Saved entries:
"""

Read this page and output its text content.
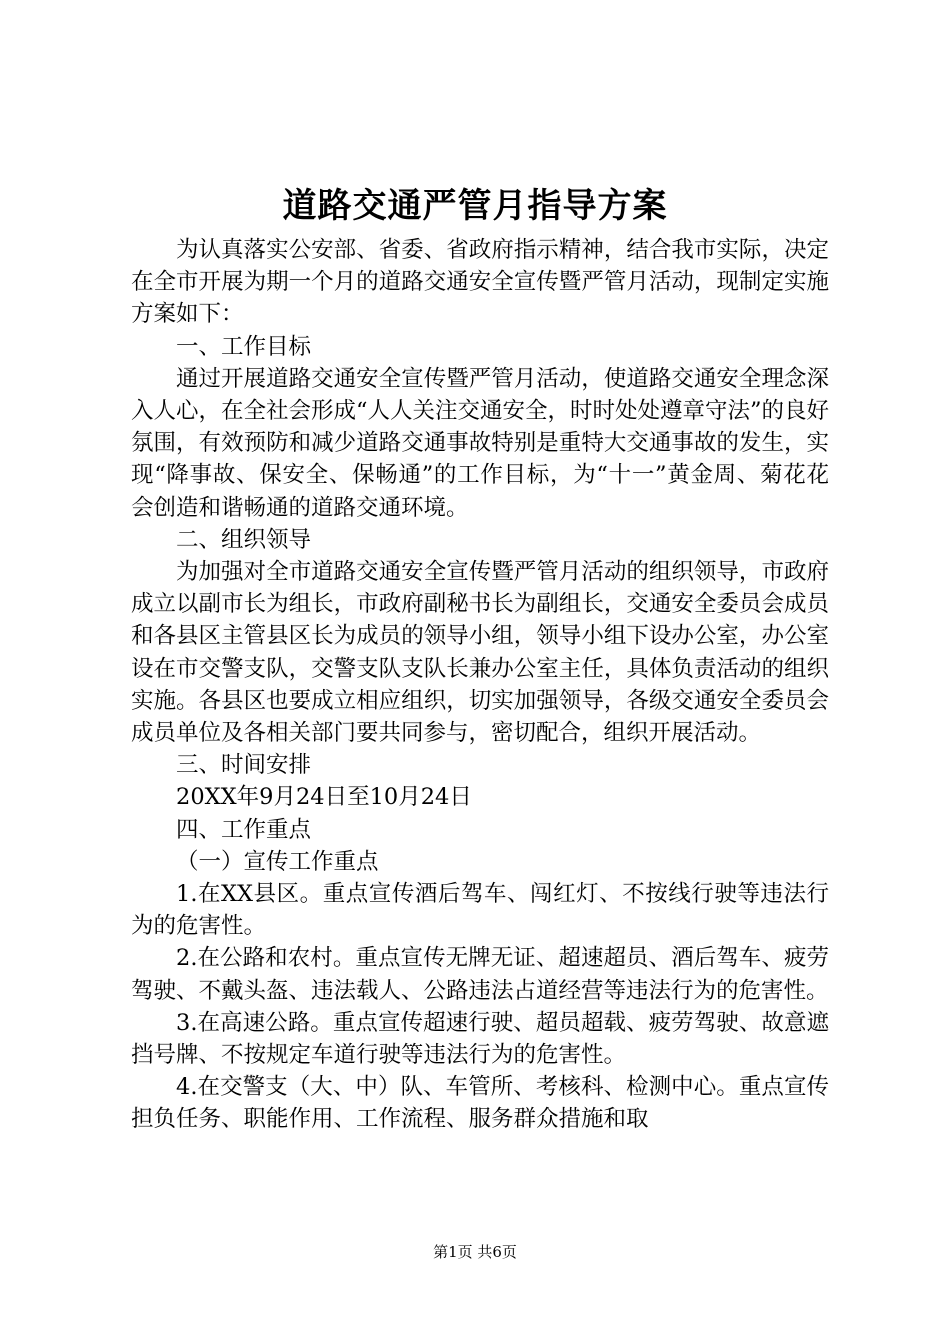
道路交通严管月指导方案

为认真落实公安部、省委、省政府指示精神，结合我市实际，决定在全市开展为期一个月的道路交通安全宣传暨严管月活动，现制定实施方案如下：

一、工作目标

通过开展道路交通安全宣传暨严管月活动，使道路交通安全理念深入人心，在全社会形成“人人关注交通安全，时时处处遵章守法”的良好氛围，有效预防和减少道路交通事故特别是重特大交通事故的发生，实现“降事故、保安全、保畅通”的工作目标，为“十一”黄金周、菊花花会创造和谐畅通的道路交通环境。

二、组织领导

为加强对全市道路交通安全宣传暨严管月活动的组织领导，市政府成立以副市长为组长，市政府副秘书长为副组长，交通安全委员会成员和各县区主管县区长为成员的领导小组，领导小组下设办公室，办公室设在市交警支队，交警支队支队长兼办公室主任，具体负责活动的组织实施。各县区也要成立相应组织，切实加强领导，各级交通安全委员会成员单位及各相关部门要共同参与，密切配合，组织开展活动。

三、时间安排

20XX年9月24日至10月24日

四、工作重点

（一）宣传工作重点

1.在XX县区。重点宣传酒后驾车、闯红灯、不按线行驶等违法行为的危害性。

2.在公路和农村。重点宣传无牌无证、超速超员、酒后驾车、疲劳驾驶、不戴头盔、违法载人、公路违法占道经营等违法行为的危害性。

3.在高速公路。重点宣传超速行驶、超员超载、疲劳驾驶、故意遮挡号牌、不按规定车道行驶等违法行为的危害性。

4.在交警支（大、中）队、车管所、考核科、检测中心。重点宣传担负任务、职能作用、工作流程、服务群众措施和取

第1页 共6页
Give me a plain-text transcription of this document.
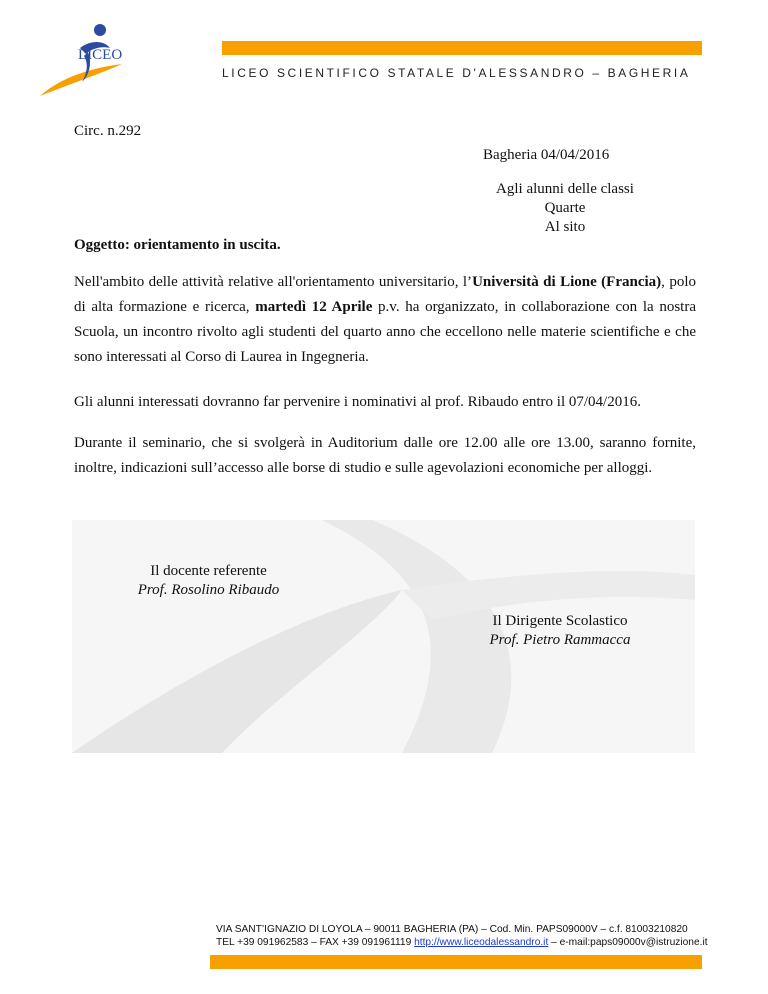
LICEO
LICEO SCIENTIFICO STATALE D'ALESSANDRO – BAGHERIA
Circ. n.292
Bagheria 04/04/2016
Agli alunni delle classi Quarte
Al sito
Oggetto: orientamento in uscita.
Nell'ambito delle attività relative all'orientamento universitario, l’Università di Lione (Francia), polo di alta formazione e ricerca, martedì 12 Aprile p.v. ha organizzato, in collaborazione con la nostra Scuola, un incontro rivolto agli studenti del quarto anno che eccellono nelle materie scientifiche e che sono interessati al Corso di Laurea in Ingegneria.
Gli alunni interessati dovranno far pervenire i nominativi al prof. Ribaudo entro il 07/04/2016.
Durante il seminario, che si svolgerà in Auditorium dalle ore 12.00 alle ore 13.00, saranno fornite, inoltre, indicazioni sull’accesso alle borse di studio e sulle agevolazioni economiche per alloggi.
Il docente referente
Prof. Rosolino Ribaudo
Il Dirigente Scolastico
Prof. Pietro Rammacca
VIA SANT’IGNAZIO DI LOYOLA – 90011 BAGHERIA (PA) – Cod. Min. PAPS09000V – c.f. 81003210820
TEL +39 091962583 – FAX +39 091961119 http://www.liceodalessandro.it – e-mail:paps09000v@istruzione.it
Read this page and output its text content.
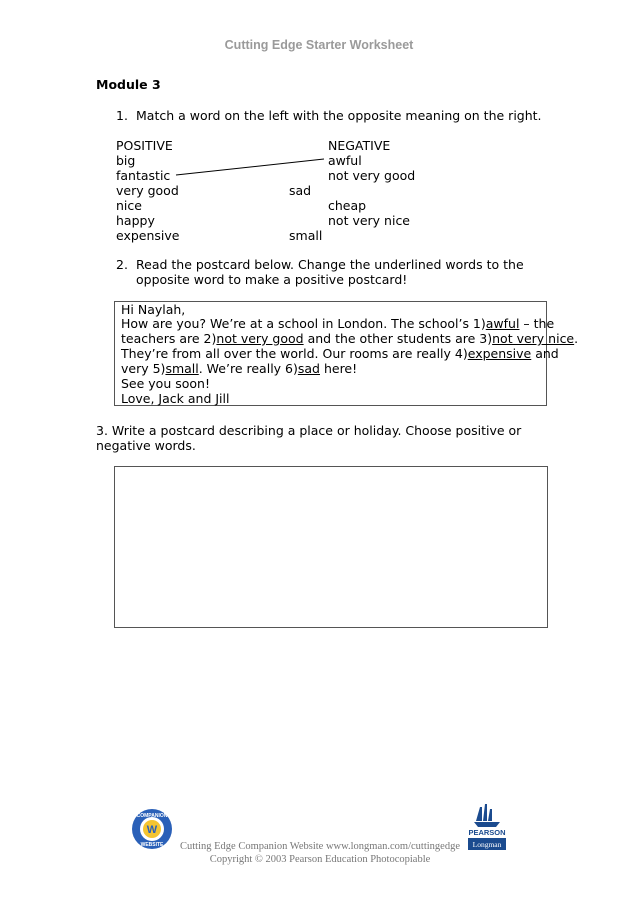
Cutting Edge Starter Worksheet
Module 3
1. Match a word on the left with the opposite meaning on the right.
POSITIVE	NEGATIVE
big
fantastic
very good
nice
happy
expensive
awful
not very good
sad
cheap
not very nice
small
2. Read the postcard below. Change the underlined words to the
opposite word to make a positive postcard!
Hi Naylah,
How are you? We’re at a school in London. The school’s 1)awful – the
teachers are 2)not very good and the other students are 3)not very nice.
They’re from all over the world. Our rooms are really 4)expensive and
very 5)small. We’re really 6)sad here!
See you soon!
Love, Jack and Jill
3. Write a postcard describing a place or holiday. Choose positive or
negative words.
W
COMPANION
WEBSITE
PEARSON
Longman
Cutting Edge Companion Website www.longman.com/cuttingedge
Copyright © 2003 Pearson Education Photocopiable
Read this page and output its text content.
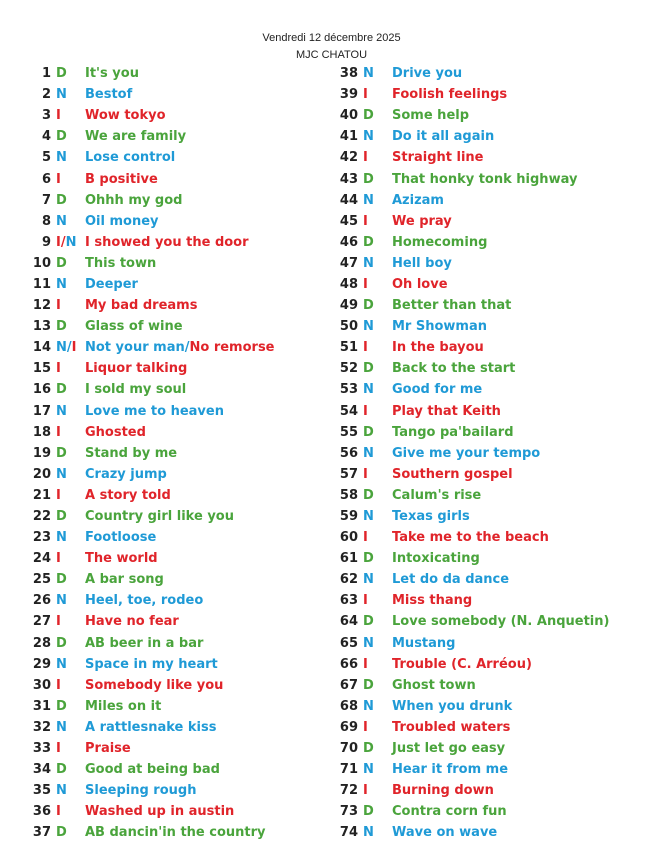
Vendredi 12 décembre 2025
MJC CHATOU
1 D	It's you
2 N	Bestof
3 I	Wow tokyo
4 D	We are family
5 N	Lose control
6 I	B positive
7 D	Ohhh my god
8 N	Oil money
9 I/N I showed you the door
10 D	This town
11 N	Deeper
12 I	My bad dreams
13 D	Glass of wine
14 N/I Not your man/No remorse
15 I	Liquor talking
16 D	I sold my soul
17 N	Love me to heaven
18 I	Ghosted
19 D	Stand by me
20 N	Crazy jump
21 I	A story told
22 D	Country girl like you
23 N	Footloose
24 I	The world
25 D	A bar song
26 N	Heel, toe, rodeo
27 I	Have no fear
28 D	AB beer in a bar
29 N	Space in my heart
30 I	Somebody like you
31 D	Miles on it
32 N	A rattlesnake kiss
33 I	Praise
34 D	Good at being bad
35 N	Sleeping rough
36 I	Washed up in austin
37 D	AB dancin'in the country
38 N	Drive you
39 I	Foolish feelings
40 D	Some help
41 N	Do it all again
42 I	Straight line
43 D	That honky tonk highway
44 N	Azizam
45 I	We pray
46 D	Homecoming
47 N	Hell boy
48 I	Oh love
49 D	Better than that
50 N	Mr Showman
51 I	In the bayou
52 D	Back to the start
53 N	Good for me
54 I	Play that Keith
55 D	Tango pa'bailard
56 N	Give me your tempo
57 I	Southern gospel
58 D	Calum's rise
59 N	Texas girls
60 I	Take me to the beach
61 D	Intoxicating
62 N	Let do da dance
63 I	Miss thang
64 D	Love somebody (N. Anquetin)
65 N	Mustang
66 I	Trouble (C. Arréou)
67 D	Ghost town
68 N	When you drunk
69 I	Troubled waters
70 D	Just let go easy
71 N	Hear it from me
72 I	Burning down
73 D	Contra corn fun
74 N	Wave on wave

"""

## To be done:
Where a line contains the string "Ribaudo", extract that line.

## Written solution:
Gli alunni interessati dovranno far pervenire i nominativi al prof. Ribaudo entro il 07/04/2016.
Prof. Rosolino Ribaudo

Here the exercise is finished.